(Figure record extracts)

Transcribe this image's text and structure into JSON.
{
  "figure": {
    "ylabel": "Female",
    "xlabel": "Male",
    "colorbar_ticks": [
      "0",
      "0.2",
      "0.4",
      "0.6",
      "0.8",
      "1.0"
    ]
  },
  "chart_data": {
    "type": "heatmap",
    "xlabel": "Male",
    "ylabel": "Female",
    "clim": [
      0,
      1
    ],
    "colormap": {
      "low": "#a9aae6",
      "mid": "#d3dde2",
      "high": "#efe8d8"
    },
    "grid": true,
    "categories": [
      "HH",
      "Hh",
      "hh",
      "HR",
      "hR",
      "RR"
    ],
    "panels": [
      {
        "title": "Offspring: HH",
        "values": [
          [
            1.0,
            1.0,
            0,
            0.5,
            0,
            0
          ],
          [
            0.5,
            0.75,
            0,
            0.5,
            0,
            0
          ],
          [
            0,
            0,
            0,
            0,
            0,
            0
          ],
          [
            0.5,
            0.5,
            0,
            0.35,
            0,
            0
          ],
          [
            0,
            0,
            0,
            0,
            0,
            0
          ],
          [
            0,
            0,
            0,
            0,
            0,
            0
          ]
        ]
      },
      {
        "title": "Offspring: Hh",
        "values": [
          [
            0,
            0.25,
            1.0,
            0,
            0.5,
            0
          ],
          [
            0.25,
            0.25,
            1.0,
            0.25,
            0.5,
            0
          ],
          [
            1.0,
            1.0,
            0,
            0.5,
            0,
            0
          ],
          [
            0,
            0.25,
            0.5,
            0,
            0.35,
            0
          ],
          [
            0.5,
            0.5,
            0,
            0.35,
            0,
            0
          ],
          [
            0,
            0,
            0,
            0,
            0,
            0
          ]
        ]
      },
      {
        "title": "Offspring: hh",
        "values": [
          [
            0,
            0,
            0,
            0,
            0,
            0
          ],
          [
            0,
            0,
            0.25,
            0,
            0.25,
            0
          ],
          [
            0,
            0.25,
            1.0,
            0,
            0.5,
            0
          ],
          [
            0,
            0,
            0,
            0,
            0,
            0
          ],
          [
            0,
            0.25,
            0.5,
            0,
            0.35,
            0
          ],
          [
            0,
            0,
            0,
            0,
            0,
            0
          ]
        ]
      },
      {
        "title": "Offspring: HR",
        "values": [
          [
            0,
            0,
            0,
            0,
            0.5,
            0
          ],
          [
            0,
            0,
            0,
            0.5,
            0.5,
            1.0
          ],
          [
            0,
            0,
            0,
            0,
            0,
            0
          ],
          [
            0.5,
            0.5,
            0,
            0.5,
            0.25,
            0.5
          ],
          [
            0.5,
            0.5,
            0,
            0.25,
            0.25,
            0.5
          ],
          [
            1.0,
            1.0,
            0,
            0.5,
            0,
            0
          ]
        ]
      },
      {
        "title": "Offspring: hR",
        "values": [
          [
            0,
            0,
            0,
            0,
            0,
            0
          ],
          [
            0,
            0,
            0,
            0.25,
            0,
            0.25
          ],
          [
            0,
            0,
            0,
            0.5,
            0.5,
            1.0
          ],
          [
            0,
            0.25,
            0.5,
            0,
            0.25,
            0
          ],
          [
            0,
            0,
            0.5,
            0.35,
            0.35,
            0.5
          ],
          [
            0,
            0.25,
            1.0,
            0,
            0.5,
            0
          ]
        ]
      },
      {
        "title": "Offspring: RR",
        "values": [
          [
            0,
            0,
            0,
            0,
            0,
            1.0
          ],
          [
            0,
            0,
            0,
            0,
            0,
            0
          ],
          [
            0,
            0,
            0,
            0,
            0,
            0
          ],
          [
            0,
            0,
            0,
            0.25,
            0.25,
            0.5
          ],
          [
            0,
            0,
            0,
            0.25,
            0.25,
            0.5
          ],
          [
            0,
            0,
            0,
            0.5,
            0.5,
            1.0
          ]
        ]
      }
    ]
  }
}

## Exercise aim
In the entries above, identify each line that includes the string "Offspring", then copy it.

## Exercise output
        "title": "Offspring: HH",
        "title": "Offspring: Hh",
        "title": "Offspring: hh",
        "title": "Offspring: HR",
        "title": "Offspring: hR",
        "title": "Offspring: RR",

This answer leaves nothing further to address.